[Dataset records]
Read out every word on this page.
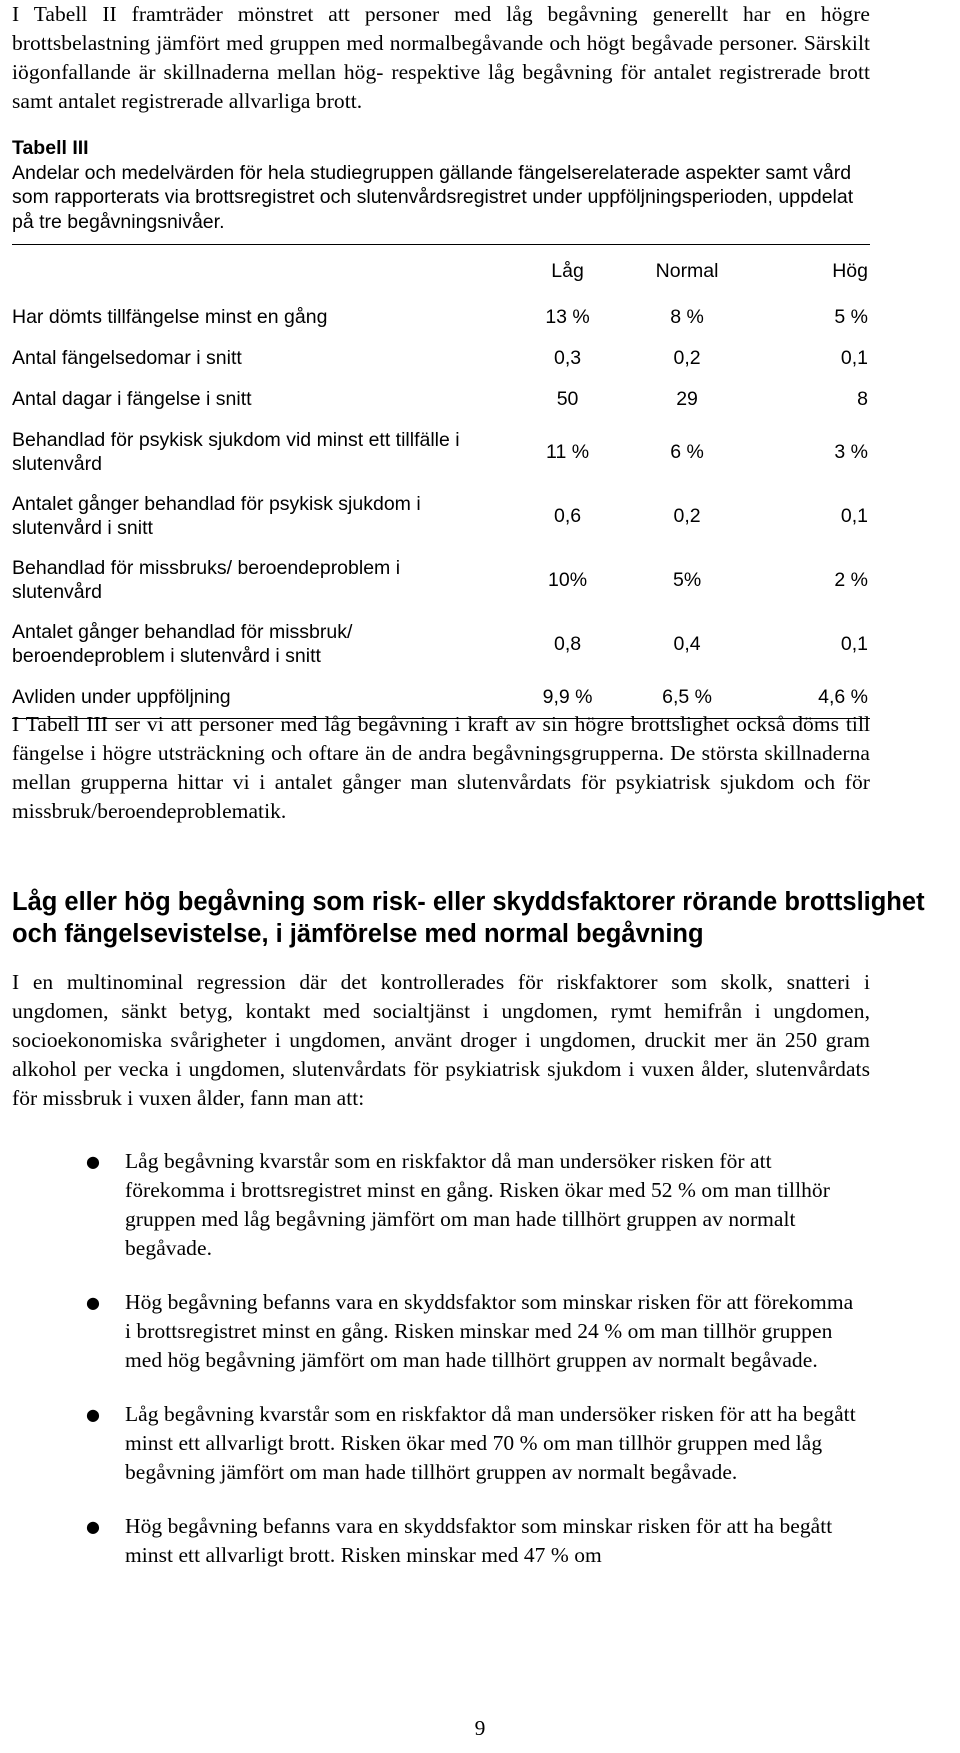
I Tabell II framträder mönstret att personer med låg begåvning generellt har en högre brottsbelastning jämfört med gruppen med normalbegåvande och högt begåvade personer. Särskilt iögonfallande är skillnaderna mellan hög- respektive låg begåvning för antalet registrerade brott samt antalet registrerade allvarliga brott.

Tabell III
Andelar och medelvärden för hela studiegruppen gällande fängelserelaterade aspekter samt vård som rapporterats via brottsregistret och slutenvårdsregistret under uppföljningsperioden, uppdelat på tre begåvningsnivåer.
	Låg	Normal	Hög
Har dömts tillfängelse minst en gång	13 %	8 %	5 %
Antal fängelsedomar i snitt	0,3	0,2	0,1
Antal dagar i fängelse i snitt	50	29	8
Behandlad för psykisk sjukdom vid minst ett tillfälle i slutenvård	11 %	6 %	3 %
Antalet gånger behandlad för psykisk sjukdom i slutenvård i snitt	0,6	0,2	0,1
Behandlad för missbruks/ beroendeproblem i slutenvård	10%	5%	2 %
Antalet gånger behandlad för missbruk/ beroendeproblem i slutenvård i snitt	0,8	0,4	0,1
Avliden under uppföljning	9,9 %	6,5 %	4,6 %

I Tabell III ser vi att personer med låg begåvning i kraft av sin högre brottslighet också döms till fängelse i högre utsträckning och oftare än de andra begåvningsgrupperna. De största skillnaderna mellan grupperna hittar vi i antalet gånger man slutenvårdats för psykiatrisk sjukdom och för missbruk/beroendeproblematik.

Låg eller hög begåvning som risk- eller skyddsfaktorer rörande brottslighet och fängelsevistelse, i jämförelse med normal begåvning

I en multinominal regression där det kontrollerades för riskfaktorer som skolk, snatteri i ungdomen, sänkt betyg, kontakt med socialtjänst i ungdomen, rymt hemifrån i ungdomen, socioekonomiska svårigheter i ungdomen, använt droger i ungdomen, druckit mer än 250 gram alkohol per vecka i ungdomen, slutenvårdats för psykiatrisk sjukdom i vuxen ålder, slutenvårdats för missbruk i vuxen ålder, fann man att:

● Låg begåvning kvarstår som en riskfaktor då man undersöker risken för att förekomma i brottsregistret minst en gång. Risken ökar med 52 % om man tillhör gruppen med låg begåvning jämfört om man hade tillhört gruppen av normalt begåvade.
● Hög begåvning befanns vara en skyddsfaktor som minskar risken för att förekomma i brottsregistret minst en gång. Risken minskar med 24 % om man tillhör gruppen med hög begåvning jämfört om man hade tillhört gruppen av normalt begåvade.
● Låg begåvning kvarstår som en riskfaktor då man undersöker risken för att ha begått minst ett allvarligt brott. Risken ökar med 70 % om man tillhör gruppen med låg begåvning jämfört om man hade tillhört gruppen av normalt begåvade.
● Hög begåvning befanns vara en skyddsfaktor som minskar risken för att ha begått minst ett allvarligt brott. Risken minskar med 47 % om
9
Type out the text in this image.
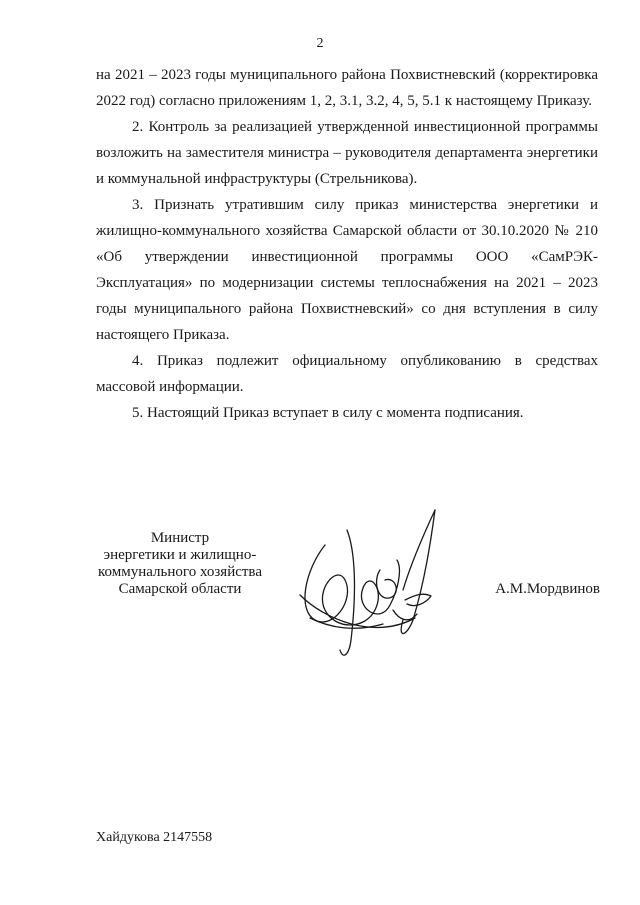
2

на 2021 – 2023 годы муниципального района Похвистневский (корректировка 2022 год) согласно приложениям 1, 2, 3.1, 3.2, 4, 5, 5.1 к настоящему Приказу.

2. Контроль за реализацией утвержденной инвестиционной программы возложить на заместителя министра – руководителя департамента энергетики и коммунальной инфраструктуры (Стрельникова).

3. Признать утратившим силу приказ министерства энергетики и жилищно-коммунального хозяйства Самарской области от 30.10.2020 № 210 «Об утверждении инвестиционной программы ООО «СамРЭК-Эксплуатация» по модернизации системы теплоснабжения на 2021 – 2023 годы муниципального района Похвистневский» со дня вступления в силу настоящего Приказа.

4. Приказ подлежит официальному опубликованию в средствах массовой информации.

5. Настоящий Приказ вступает в силу с момента подписания.

Министр
энергетики и жилищно-
коммунального хозяйства
Самарской области	А.М.Мордвинов
Хайдукова 2147558
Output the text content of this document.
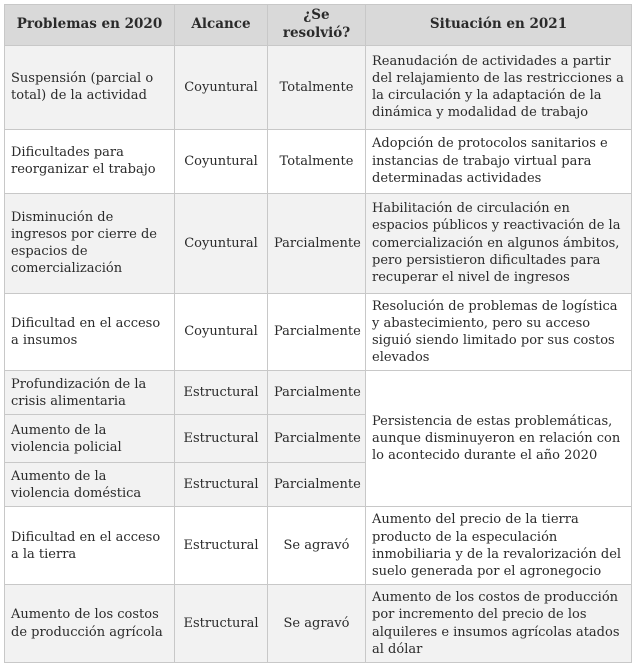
Problemas en 2020	Alcance	¿Se resolvió?	Situación en 2021
Suspensión (parcial o total) de la actividad	Coyuntural	Totalmente	Reanudación de actividades a partir del relajamiento de las restricciones a la circulación y la adaptación de la dinámica y modalidad de trabajo
Dificultades para reorganizar el trabajo	Coyuntural	Totalmente	Adopción de protocolos sanitarios e instancias de trabajo virtual para determinadas actividades
Disminución de ingresos por cierre de espacios de comercialización	Coyuntural	Parcialmente	Habilitación de circulación en espacios públicos y reactivación de la comercialización en algunos ámbitos, pero persistieron dificultades para recuperar el nivel de ingresos
Dificultad en el acceso a insumos	Coyuntural	Parcialmente	Resolución de problemas de logística y abastecimiento, pero su acceso siguió siendo limitado por sus costos elevados
Profundización de la crisis alimentaria	Estructural	Parcialmente	Persistencia de estas problemáticas, aunque disminuyeron en relación con lo acontecido durante el año 2020
Aumento de la violencia policial	Estructural	Parcialmente	
Aumento de la violencia doméstica	Estructural	Parcialmente	
Dificultad en el acceso a la tierra	Estructural	Se agravó	Aumento del precio de la tierra producto de la especulación inmobiliaria y de la revalorización del suelo generada por el agronegocio
Aumento de los costos de producción agrícola	Estructural	Se agravó	Aumento de los costos de producción por incremento del precio de los alquileres e insumos agrícolas atados al dólar
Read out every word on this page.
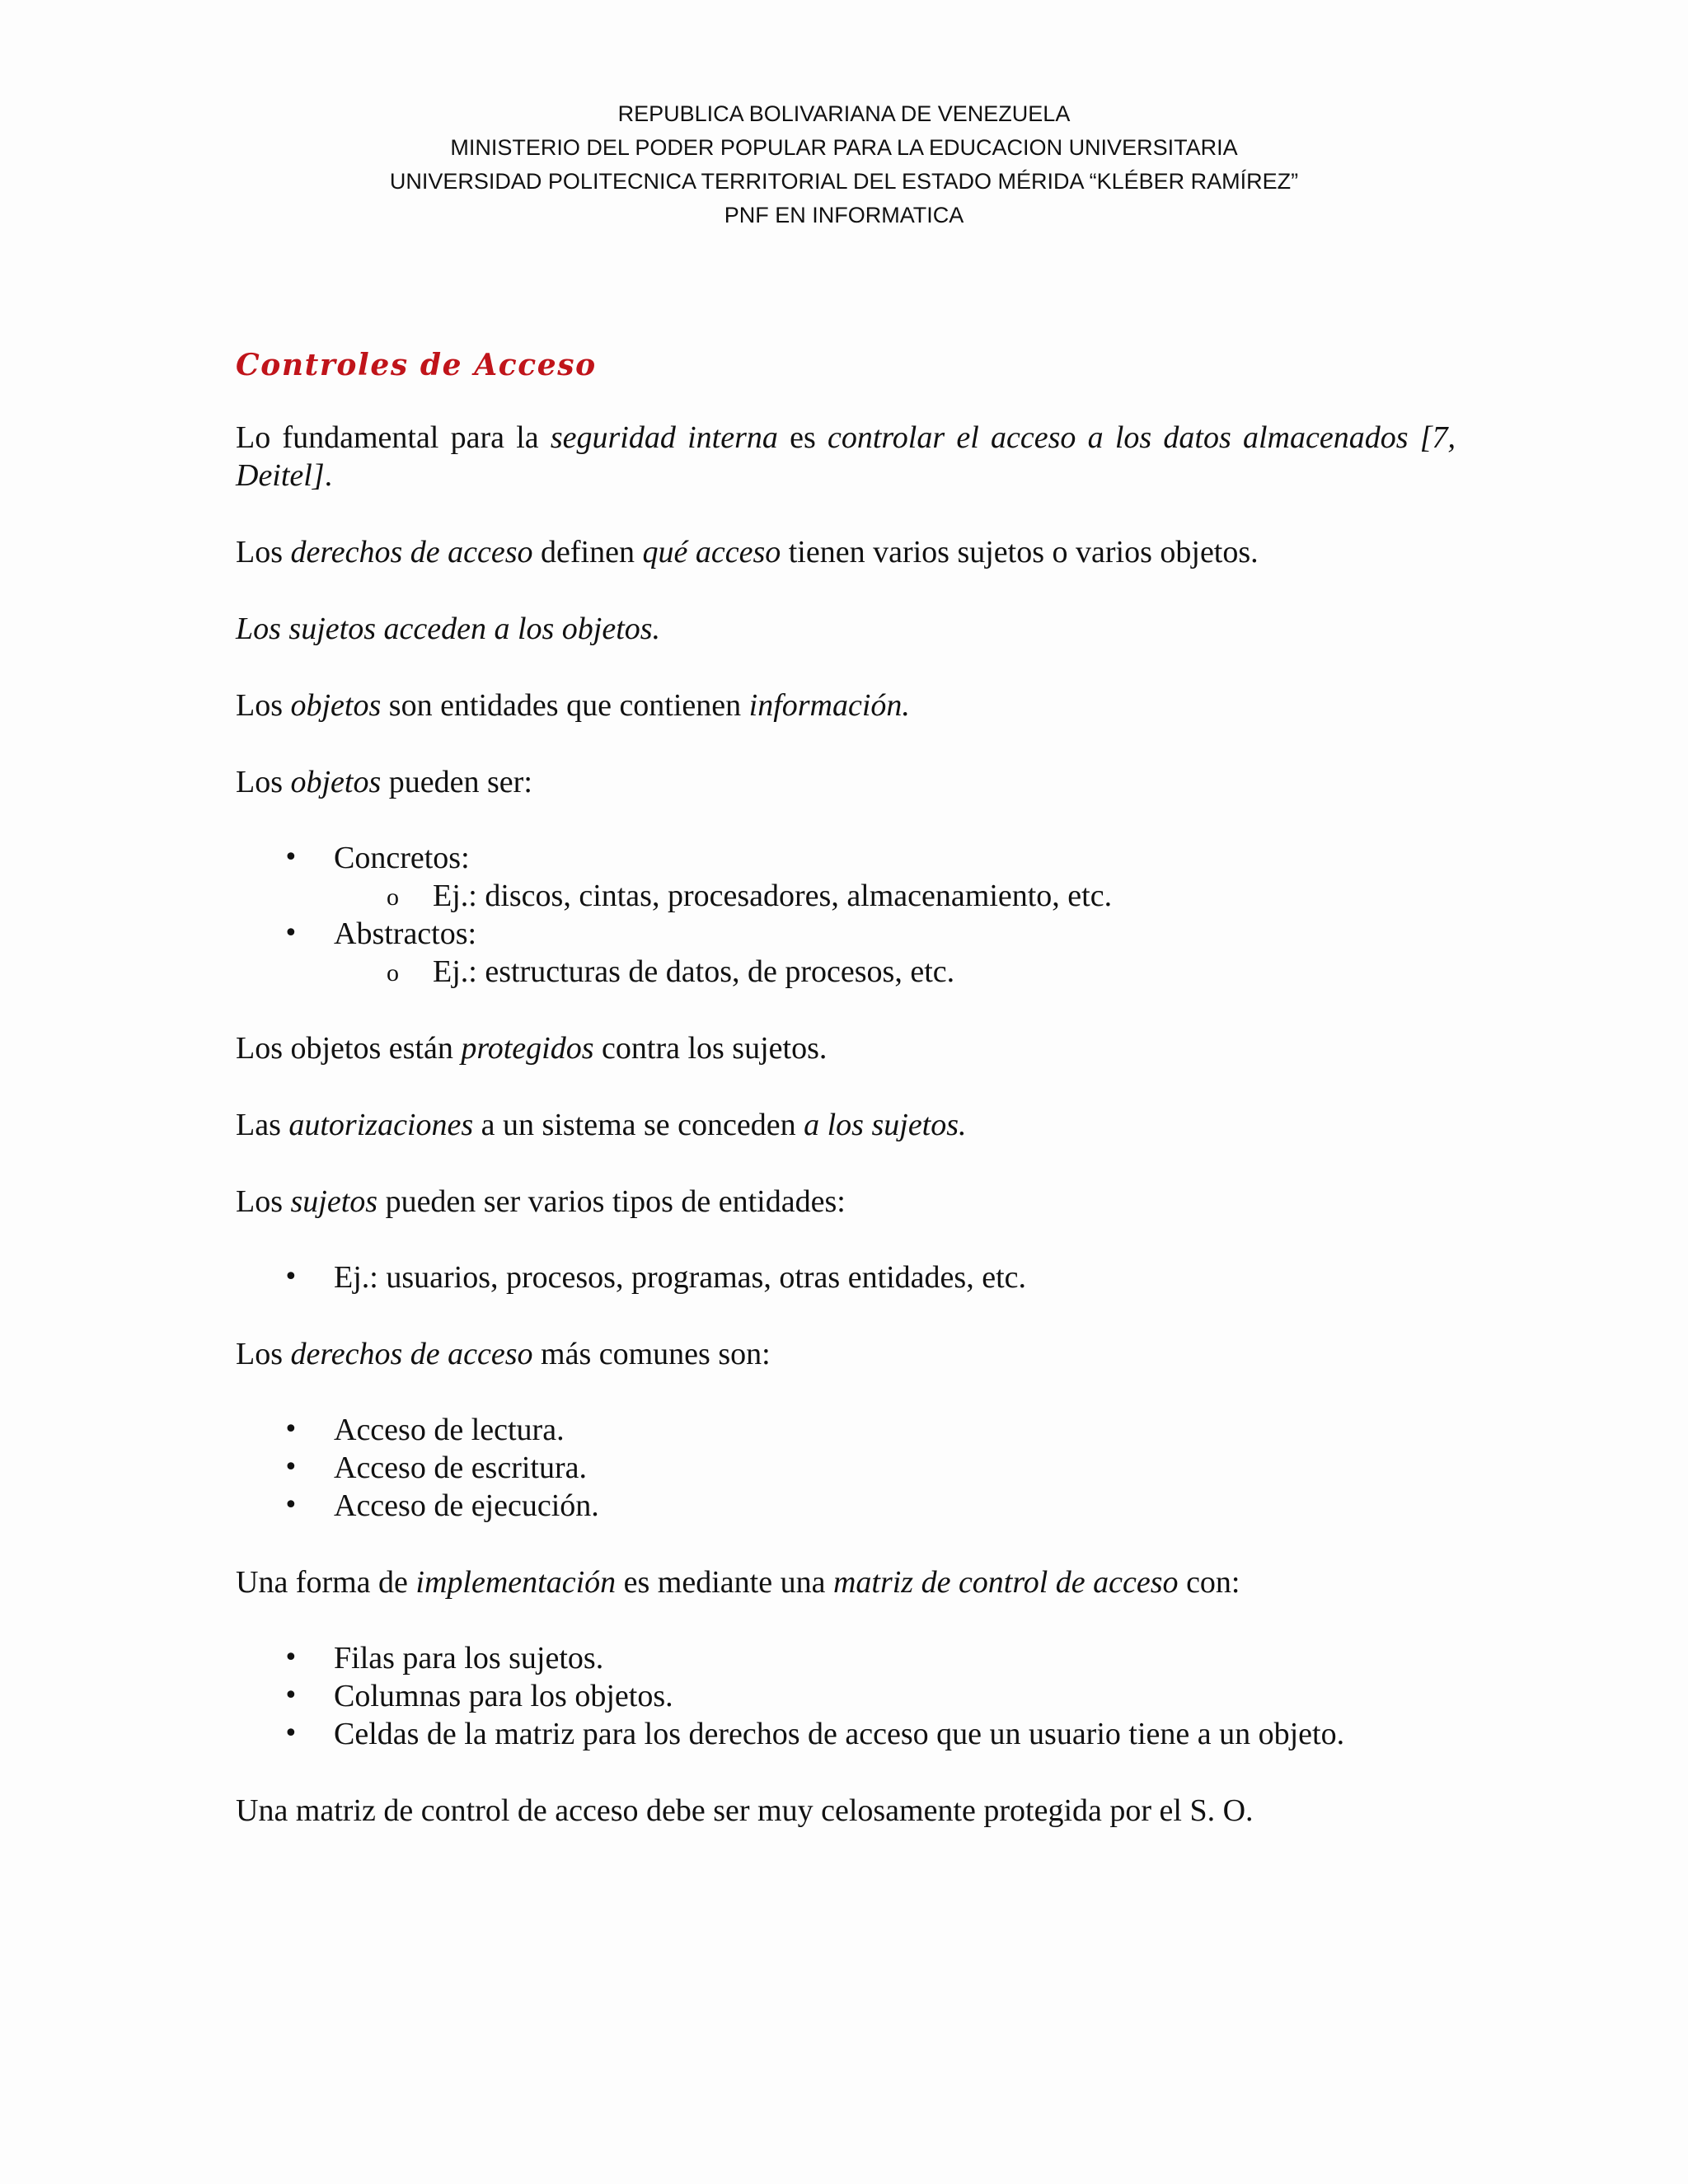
REPUBLICA BOLIVARIANA DE VENEZUELA
MINISTERIO DEL PODER POPULAR PARA LA EDUCACION UNIVERSITARIA
UNIVERSIDAD POLITECNICA TERRITORIAL DEL ESTADO MÉRIDA “KLÉBER RAMÍREZ”
PNF EN INFORMATICA
Controles de Acceso

Lo fundamental para la seguridad interna es controlar el acceso a los datos almacenados [7, Deitel].

Los derechos de acceso definen qué acceso tienen varios sujetos o varios objetos.

Los sujetos acceden a los objetos.

Los objetos son entidades que contienen información.

Los objetos pueden ser:

• Concretos:
o Ej.: discos, cintas, procesadores, almacenamiento, etc.
• Abstractos:
o Ej.: estructuras de datos, de procesos, etc.

Los objetos están protegidos contra los sujetos.

Las autorizaciones a un sistema se conceden a los sujetos.

Los sujetos pueden ser varios tipos de entidades:

• Ej.: usuarios, procesos, programas, otras entidades, etc.

Los derechos de acceso más comunes son:

• Acceso de lectura.
• Acceso de escritura.
• Acceso de ejecución.

Una forma de implementación es mediante una matriz de control de acceso con:

• Filas para los sujetos.
• Columnas para los objetos.
• Celdas de la matriz para los derechos de acceso que un usuario tiene a un objeto.

Una matriz de control de acceso debe ser muy celosamente protegida por el S. O.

» Short exercise: Gather all the lines that include the word "муниципального" and copy them out.

» Worked solution:
на 2021 – 2023 годы муниципального района Похвистневский (корректировка 2022 год) согласно приложениям 1, 2, 3.1, 3.2, 4, 5, 5.1 к настоящему Приказу.
3. Признать утратившим силу приказ министерства энергетики и жилищно-коммунального хозяйства Самарской области от 30.10.2020 № 210 «Об утверждении инвестиционной программы ООО «СамРЭК-Эксплуатация» по модернизации системы теплоснабжения на 2021 – 2023 годы муниципального района Похвистневский» со дня вступления в силу настоящего Приказа.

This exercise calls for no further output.